▶ _Aim of the exercise_
Transcribe the records that follow exactly. Skip the pictures.

▶ _Exercise materials_
-----
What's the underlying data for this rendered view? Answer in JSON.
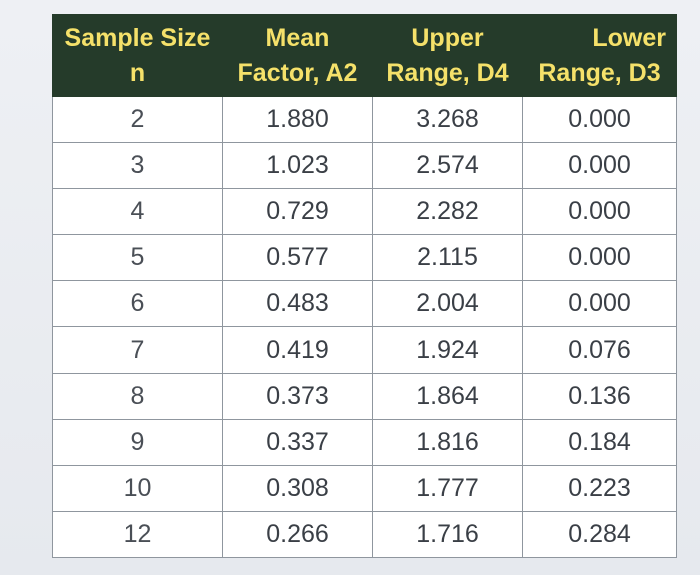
{
  "header": {
    "row1": [
      "Sample Size",
      "Mean",
      "Upper",
      "Lower"
    ],
    "row2": [
      "n",
      "Factor, A2",
      "Range, D4",
      "Range, D3"
    ]
  },
  "rows": [
    [
      "2",
      "1.880",
      "3.268",
      "0.000"
    ],
    [
      "3",
      "1.023",
      "2.574",
      "0.000"
    ],
    [
      "4",
      "0.729",
      "2.282",
      "0.000"
    ],
    [
      "5",
      "0.577",
      "2.115",
      "0.000"
    ],
    [
      "6",
      "0.483",
      "2.004",
      "0.000"
    ],
    [
      "7",
      "0.419",
      "1.924",
      "0.076"
    ],
    [
      "8",
      "0.373",
      "1.864",
      "0.136"
    ],
    [
      "9",
      "0.337",
      "1.816",
      "0.184"
    ],
    [
      "10",
      "0.308",
      "1.777",
      "0.223"
    ],
    [
      "12",
      "0.266",
      "1.716",
      "0.284"
    ]
  ],
  "colors": {
    "header_bg": "#253b2a",
    "header_text": "#f5e16a",
    "cell_text": "#3a3f46"
  }
}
-----
▶ _Output for this task_
What's the underlying data for this rendered view? Answer in JSON.
{
  "header": {
    "row1": [
      "Sample Size",
      "Mean",
      "Upper",
      "Lower"
    ],
    "row2": [
      "n",
      "Factor, A2",
      "Range, D4",
      "Range, D3"
    ]
  },
  "rows": [
    [
      "2",
      "1.880",
      "3.268",
      "0.000"
    ],
    [
      "3",
      "1.023",
      "2.574",
      "0.000"
    ],
    [
      "4",
      "0.729",
      "2.282",
      "0.000"
    ],
    [
      "5",
      "0.577",
      "2.115",
      "0.000"
    ],
    [
      "6",
      "0.483",
      "2.004",
      "0.000"
    ],
    [
      "7",
      "0.419",
      "1.924",
      "0.076"
    ],
    [
      "8",
      "0.373",
      "1.864",
      "0.136"
    ],
    [
      "9",
      "0.337",
      "1.816",
      "0.184"
    ],
    [
      "10",
      "0.308",
      "1.777",
      "0.223"
    ],
    [
      "12",
      "0.266",
      "1.716",
      "0.284"
    ]
  ],
  "colors": {
    "header_bg": "#253b2a",
    "header_text": "#f5e16a",
    "cell_text": "#3a3f46"
  }
}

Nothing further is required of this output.